▶ **REQUIRED TASK**
Write out every line of the material exactly as it appears.

▶ **Data excerpts**
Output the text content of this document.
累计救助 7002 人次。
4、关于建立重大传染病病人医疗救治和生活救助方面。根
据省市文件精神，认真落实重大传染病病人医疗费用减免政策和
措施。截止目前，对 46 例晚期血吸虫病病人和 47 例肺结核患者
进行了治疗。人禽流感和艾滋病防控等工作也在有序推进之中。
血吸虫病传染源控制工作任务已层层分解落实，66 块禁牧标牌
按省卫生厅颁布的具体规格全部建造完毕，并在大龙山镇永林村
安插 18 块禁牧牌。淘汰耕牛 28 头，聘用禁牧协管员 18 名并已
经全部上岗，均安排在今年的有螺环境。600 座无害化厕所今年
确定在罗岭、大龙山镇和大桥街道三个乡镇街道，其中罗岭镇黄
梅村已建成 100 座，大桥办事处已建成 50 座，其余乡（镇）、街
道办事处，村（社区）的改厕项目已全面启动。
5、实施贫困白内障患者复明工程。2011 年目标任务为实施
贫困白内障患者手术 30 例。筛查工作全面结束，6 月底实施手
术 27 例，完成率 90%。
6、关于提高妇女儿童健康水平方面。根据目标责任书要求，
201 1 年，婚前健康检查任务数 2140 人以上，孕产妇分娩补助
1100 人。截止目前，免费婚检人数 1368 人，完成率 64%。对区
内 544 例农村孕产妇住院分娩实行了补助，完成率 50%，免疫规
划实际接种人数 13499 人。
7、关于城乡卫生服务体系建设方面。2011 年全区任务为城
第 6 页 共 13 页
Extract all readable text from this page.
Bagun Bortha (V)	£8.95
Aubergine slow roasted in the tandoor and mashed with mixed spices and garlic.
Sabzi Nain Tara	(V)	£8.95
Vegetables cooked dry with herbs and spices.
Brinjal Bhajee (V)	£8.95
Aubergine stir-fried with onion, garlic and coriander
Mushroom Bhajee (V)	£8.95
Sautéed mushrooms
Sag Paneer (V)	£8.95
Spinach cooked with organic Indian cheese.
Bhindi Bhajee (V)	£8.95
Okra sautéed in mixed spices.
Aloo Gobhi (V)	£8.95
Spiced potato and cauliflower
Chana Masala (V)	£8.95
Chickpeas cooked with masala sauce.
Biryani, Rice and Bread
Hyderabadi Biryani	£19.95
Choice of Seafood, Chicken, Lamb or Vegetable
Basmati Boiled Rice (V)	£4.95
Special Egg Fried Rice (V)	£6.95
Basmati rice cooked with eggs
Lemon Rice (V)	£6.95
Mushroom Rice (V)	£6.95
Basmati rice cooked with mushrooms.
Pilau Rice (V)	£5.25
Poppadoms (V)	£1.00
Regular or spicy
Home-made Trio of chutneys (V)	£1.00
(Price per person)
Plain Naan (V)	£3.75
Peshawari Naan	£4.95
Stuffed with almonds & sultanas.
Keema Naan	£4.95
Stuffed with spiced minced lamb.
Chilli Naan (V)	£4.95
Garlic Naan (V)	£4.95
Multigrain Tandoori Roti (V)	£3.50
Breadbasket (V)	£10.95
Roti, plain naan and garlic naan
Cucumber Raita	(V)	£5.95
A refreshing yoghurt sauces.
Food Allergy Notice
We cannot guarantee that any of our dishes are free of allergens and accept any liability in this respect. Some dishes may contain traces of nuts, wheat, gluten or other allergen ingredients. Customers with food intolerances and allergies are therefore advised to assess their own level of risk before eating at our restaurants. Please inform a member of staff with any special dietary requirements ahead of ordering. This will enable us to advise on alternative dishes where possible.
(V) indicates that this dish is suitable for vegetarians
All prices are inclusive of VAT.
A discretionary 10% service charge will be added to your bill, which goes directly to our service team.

▶ **EXERCISE RESPONSE**
Output the text content of this document.
累计救助 7002 人次。
4、关于建立重大传染病病人医疗救治和生活救助方面。根
据省市文件精神，认真落实重大传染病病人医疗费用减免政策和
措施。截止目前，对 46 例晚期血吸虫病病人和 47 例肺结核患者
进行了治疗。人禽流感和艾滋病防控等工作也在有序推进之中。
血吸虫病传染源控制工作任务已层层分解落实，66 块禁牧标牌
按省卫生厅颁布的具体规格全部建造完毕，并在大龙山镇永林村
安插 18 块禁牧牌。淘汰耕牛 28 头，聘用禁牧协管员 18 名并已
经全部上岗，均安排在今年的有螺环境。600 座无害化厕所今年
确定在罗岭、大龙山镇和大桥街道三个乡镇街道，其中罗岭镇黄
梅村已建成 100 座，大桥办事处已建成 50 座，其余乡（镇）、街
道办事处，村（社区）的改厕项目已全面启动。
5、实施贫困白内障患者复明工程。2011 年目标任务为实施
贫困白内障患者手术 30 例。筛查工作全面结束，6 月底实施手
术 27 例，完成率 90%。
6、关于提高妇女儿童健康水平方面。根据目标责任书要求，
201 1 年，婚前健康检查任务数 2140 人以上，孕产妇分娩补助
1100 人。截止目前，免费婚检人数 1368 人，完成率 64%。对区
内 544 例农村孕产妇住院分娩实行了补助，完成率 50%，免疫规
划实际接种人数 13499 人。
7、关于城乡卫生服务体系建设方面。2011 年全区任务为城
第 6 页 共 13 页
Extract all readable text from this page.
Bagun Bortha (V)	£8.95
Aubergine slow roasted in the tandoor and mashed with mixed spices and garlic.
Sabzi Nain Tara	(V)	£8.95
Vegetables cooked dry with herbs and spices.
Brinjal Bhajee (V)	£8.95
Aubergine stir-fried with onion, garlic and coriander
Mushroom Bhajee (V)	£8.95
Sautéed mushrooms
Sag Paneer (V)	£8.95
Spinach cooked with organic Indian cheese.
Bhindi Bhajee (V)	£8.95
Okra sautéed in mixed spices.
Aloo Gobhi (V)	£8.95
Spiced potato and cauliflower
Chana Masala (V)	£8.95
Chickpeas cooked with masala sauce.
Biryani, Rice and Bread
Hyderabadi Biryani	£19.95
Choice of Seafood, Chicken, Lamb or Vegetable
Basmati Boiled Rice (V)	£4.95
Special Egg Fried Rice (V)	£6.95
Basmati rice cooked with eggs
Lemon Rice (V)	£6.95
Mushroom Rice (V)	£6.95
Basmati rice cooked with mushrooms.
Pilau Rice (V)	£5.25
Poppadoms (V)	£1.00
Regular or spicy
Home-made Trio of chutneys (V)	£1.00
(Price per person)
Plain Naan (V)	£3.75
Peshawari Naan	£4.95
Stuffed with almonds & sultanas.
Keema Naan	£4.95
Stuffed with spiced minced lamb.
Chilli Naan (V)	£4.95
Garlic Naan (V)	£4.95
Multigrain Tandoori Roti (V)	£3.50
Breadbasket (V)	£10.95
Roti, plain naan and garlic naan
Cucumber Raita	(V)	£5.95
A refreshing yoghurt sauces.
Food Allergy Notice
We cannot guarantee that any of our dishes are free of allergens and accept any liability in this respect. Some dishes may contain traces of nuts, wheat, gluten or other allergen ingredients. Customers with food intolerances and allergies are therefore advised to assess their own level of risk before eating at our restaurants. Please inform a member of staff with any special dietary requirements ahead of ordering. This will enable us to advise on alternative dishes where possible.
(V) indicates that this dish is suitable for vegetarians
All prices are inclusive of VAT.
A discretionary 10% service charge will be added to your bill, which goes directly to our service team.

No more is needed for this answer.